#### What to work on
Your answer should be one number: the count of lines in these entries that hold the word "value".

=== Records provided ===

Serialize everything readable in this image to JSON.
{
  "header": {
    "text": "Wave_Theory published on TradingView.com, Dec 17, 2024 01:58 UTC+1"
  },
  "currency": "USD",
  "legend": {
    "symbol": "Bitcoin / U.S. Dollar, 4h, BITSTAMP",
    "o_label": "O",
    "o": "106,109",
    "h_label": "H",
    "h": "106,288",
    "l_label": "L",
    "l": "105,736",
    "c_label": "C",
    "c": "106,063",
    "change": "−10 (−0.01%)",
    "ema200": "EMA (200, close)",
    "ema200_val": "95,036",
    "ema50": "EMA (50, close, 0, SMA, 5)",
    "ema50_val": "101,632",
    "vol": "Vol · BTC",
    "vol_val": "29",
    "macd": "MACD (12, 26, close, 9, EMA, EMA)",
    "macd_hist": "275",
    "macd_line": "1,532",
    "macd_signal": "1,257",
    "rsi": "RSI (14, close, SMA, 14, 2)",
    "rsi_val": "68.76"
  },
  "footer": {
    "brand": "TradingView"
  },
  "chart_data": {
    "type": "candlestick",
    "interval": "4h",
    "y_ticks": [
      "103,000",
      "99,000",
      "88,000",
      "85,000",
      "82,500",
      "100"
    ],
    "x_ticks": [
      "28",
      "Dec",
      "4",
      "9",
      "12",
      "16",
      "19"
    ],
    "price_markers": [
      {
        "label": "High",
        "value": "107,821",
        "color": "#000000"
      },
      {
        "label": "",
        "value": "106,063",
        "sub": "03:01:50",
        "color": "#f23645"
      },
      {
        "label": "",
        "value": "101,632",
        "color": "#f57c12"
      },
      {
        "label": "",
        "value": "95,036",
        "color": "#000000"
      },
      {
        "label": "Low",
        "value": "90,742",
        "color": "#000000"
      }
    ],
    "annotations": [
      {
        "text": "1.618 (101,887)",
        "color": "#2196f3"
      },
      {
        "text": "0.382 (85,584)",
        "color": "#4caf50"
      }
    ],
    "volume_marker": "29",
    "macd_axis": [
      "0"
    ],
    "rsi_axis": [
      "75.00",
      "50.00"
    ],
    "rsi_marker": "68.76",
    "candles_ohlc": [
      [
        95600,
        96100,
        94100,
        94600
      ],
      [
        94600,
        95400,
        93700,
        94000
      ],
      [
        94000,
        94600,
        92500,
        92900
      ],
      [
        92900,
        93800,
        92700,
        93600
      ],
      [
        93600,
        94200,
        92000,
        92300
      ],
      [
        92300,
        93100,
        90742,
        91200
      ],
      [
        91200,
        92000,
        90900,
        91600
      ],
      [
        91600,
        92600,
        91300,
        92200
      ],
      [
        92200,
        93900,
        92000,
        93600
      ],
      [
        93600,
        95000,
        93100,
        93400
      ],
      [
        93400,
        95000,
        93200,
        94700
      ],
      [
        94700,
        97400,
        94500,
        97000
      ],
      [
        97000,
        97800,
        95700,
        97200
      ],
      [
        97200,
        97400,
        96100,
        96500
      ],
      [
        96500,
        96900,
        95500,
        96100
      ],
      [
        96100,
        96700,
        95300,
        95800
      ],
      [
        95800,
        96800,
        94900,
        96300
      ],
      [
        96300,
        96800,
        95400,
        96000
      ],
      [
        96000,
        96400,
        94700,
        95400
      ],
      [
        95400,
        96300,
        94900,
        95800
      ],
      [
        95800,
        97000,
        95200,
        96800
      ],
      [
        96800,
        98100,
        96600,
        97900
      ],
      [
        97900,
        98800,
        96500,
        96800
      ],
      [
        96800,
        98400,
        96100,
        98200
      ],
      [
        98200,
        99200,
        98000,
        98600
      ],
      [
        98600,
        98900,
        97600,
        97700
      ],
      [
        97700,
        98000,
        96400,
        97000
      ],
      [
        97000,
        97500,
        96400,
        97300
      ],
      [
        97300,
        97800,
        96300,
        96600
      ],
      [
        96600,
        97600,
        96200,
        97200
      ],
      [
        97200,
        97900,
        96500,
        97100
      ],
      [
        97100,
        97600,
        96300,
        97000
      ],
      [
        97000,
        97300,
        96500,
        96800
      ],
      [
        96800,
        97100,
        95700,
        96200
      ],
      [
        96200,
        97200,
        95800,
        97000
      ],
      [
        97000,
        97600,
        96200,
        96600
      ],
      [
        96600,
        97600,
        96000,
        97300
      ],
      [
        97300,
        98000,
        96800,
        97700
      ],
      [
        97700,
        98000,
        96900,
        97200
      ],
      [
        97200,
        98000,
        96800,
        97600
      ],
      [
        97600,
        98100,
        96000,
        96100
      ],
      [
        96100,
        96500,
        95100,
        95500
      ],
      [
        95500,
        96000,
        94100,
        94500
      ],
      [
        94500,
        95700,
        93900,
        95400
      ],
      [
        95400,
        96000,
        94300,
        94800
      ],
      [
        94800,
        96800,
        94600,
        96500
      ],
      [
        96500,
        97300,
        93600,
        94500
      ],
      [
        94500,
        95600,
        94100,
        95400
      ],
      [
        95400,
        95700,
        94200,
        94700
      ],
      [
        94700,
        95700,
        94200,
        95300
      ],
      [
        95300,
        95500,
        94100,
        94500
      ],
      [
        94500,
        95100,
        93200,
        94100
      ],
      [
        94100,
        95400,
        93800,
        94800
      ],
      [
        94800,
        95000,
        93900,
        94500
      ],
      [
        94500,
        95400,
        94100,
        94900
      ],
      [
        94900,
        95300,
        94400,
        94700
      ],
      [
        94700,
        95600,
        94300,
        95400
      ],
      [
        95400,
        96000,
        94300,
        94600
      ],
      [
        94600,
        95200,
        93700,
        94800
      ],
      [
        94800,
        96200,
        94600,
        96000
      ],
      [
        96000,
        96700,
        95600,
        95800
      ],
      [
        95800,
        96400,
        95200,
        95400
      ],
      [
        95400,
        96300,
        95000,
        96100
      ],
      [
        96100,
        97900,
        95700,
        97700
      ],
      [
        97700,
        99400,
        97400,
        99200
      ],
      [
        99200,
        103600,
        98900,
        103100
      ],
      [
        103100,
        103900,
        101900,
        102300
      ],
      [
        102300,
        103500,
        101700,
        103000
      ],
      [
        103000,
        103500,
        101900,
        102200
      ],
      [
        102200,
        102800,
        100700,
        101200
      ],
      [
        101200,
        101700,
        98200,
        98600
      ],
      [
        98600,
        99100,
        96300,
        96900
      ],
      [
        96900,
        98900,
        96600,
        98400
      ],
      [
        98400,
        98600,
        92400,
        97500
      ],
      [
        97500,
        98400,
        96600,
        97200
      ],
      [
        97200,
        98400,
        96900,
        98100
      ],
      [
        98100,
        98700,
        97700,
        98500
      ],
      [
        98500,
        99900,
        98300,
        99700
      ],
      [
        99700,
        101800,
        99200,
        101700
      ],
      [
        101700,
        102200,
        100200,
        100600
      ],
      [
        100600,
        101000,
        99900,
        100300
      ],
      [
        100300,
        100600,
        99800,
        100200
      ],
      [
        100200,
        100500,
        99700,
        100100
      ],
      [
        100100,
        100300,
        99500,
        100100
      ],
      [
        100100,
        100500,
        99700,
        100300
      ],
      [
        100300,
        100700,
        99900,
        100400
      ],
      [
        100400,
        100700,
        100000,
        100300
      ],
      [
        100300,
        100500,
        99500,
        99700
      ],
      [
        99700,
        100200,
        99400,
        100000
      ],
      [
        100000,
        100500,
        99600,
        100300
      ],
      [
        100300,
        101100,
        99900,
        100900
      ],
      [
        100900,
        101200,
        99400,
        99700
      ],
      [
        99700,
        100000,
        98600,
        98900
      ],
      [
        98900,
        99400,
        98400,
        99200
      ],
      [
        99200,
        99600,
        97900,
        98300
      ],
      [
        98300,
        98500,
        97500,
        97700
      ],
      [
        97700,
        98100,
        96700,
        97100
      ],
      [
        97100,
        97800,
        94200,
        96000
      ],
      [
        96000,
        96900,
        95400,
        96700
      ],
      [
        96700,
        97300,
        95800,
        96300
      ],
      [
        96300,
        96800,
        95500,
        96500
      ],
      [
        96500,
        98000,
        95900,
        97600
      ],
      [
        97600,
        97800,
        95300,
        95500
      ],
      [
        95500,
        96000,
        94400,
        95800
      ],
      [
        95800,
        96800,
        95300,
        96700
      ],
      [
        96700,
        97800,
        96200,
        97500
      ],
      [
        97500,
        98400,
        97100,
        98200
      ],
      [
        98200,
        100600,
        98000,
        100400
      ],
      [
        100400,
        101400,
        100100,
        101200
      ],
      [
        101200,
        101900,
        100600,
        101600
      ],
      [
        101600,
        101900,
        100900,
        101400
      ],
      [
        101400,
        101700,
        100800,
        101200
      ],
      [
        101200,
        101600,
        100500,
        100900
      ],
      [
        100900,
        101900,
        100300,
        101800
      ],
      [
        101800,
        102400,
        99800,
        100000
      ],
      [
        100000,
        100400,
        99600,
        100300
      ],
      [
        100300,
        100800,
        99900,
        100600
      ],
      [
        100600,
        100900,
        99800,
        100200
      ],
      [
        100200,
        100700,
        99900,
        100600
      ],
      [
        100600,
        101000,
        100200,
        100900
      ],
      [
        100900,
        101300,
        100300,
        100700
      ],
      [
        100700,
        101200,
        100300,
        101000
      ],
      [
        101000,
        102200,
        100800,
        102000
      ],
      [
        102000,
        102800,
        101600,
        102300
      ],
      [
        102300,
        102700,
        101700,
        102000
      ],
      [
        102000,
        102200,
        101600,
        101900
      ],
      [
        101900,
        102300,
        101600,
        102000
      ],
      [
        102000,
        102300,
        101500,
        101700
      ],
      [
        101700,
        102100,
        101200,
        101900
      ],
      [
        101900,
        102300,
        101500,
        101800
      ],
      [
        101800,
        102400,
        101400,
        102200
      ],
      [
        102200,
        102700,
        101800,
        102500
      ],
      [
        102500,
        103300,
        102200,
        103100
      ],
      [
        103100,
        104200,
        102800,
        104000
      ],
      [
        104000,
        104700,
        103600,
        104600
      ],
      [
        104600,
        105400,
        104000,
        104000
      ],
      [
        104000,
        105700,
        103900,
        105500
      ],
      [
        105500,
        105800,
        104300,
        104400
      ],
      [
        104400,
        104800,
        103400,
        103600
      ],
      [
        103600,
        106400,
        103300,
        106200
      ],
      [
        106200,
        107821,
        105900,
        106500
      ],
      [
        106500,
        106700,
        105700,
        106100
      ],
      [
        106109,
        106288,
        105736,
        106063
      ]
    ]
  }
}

===

#### Answer to this problem
5